Exercise description: Copy out all the entries exactly.

Stored items:
==============================

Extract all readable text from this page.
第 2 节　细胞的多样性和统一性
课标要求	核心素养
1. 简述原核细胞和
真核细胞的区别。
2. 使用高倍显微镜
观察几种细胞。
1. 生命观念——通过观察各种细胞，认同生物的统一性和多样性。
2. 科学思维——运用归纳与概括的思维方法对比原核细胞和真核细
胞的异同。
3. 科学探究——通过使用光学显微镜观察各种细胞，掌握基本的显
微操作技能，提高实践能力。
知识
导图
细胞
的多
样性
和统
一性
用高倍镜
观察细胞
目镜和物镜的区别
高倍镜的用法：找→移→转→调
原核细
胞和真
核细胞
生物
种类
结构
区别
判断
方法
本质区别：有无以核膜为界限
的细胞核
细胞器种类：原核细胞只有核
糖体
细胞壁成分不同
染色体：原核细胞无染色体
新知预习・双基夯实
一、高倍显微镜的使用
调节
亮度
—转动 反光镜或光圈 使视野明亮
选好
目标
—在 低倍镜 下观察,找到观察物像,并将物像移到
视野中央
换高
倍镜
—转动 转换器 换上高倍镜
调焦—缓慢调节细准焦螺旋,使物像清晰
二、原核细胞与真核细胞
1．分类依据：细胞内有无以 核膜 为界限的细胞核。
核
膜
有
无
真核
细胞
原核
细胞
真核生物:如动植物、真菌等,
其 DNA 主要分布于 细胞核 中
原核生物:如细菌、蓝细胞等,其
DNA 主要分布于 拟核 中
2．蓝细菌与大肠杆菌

==============================

Answer to the task:
Extract all readable text from this page.
第 2 节　细胞的多样性和统一性
课标要求	核心素养
1. 简述原核细胞和
真核细胞的区别。
2. 使用高倍显微镜
观察几种细胞。
1. 生命观念——通过观察各种细胞，认同生物的统一性和多样性。
2. 科学思维——运用归纳与概括的思维方法对比原核细胞和真核细
胞的异同。
3. 科学探究——通过使用光学显微镜观察各种细胞，掌握基本的显
微操作技能，提高实践能力。
知识
导图
细胞
的多
样性
和统
一性
用高倍镜
观察细胞
目镜和物镜的区别
高倍镜的用法：找→移→转→调
原核细
胞和真
核细胞
生物
种类
结构
区别
判断
方法
本质区别：有无以核膜为界限
的细胞核
细胞器种类：原核细胞只有核
糖体
细胞壁成分不同
染色体：原核细胞无染色体
新知预习・双基夯实
一、高倍显微镜的使用
调节
亮度
—转动 反光镜或光圈 使视野明亮
选好
目标
—在 低倍镜 下观察,找到观察物像,并将物像移到
视野中央
换高
倍镜
—转动 转换器 换上高倍镜
调焦—缓慢调节细准焦螺旋,使物像清晰
二、原核细胞与真核细胞
1．分类依据：细胞内有无以 核膜 为界限的细胞核。
核
膜
有
无
真核
细胞
原核
细胞
真核生物:如动植物、真菌等,
其 DNA 主要分布于 细胞核 中
原核生物:如细菌、蓝细胞等,其
DNA 主要分布于 拟核 中
2．蓝细菌与大肠杆菌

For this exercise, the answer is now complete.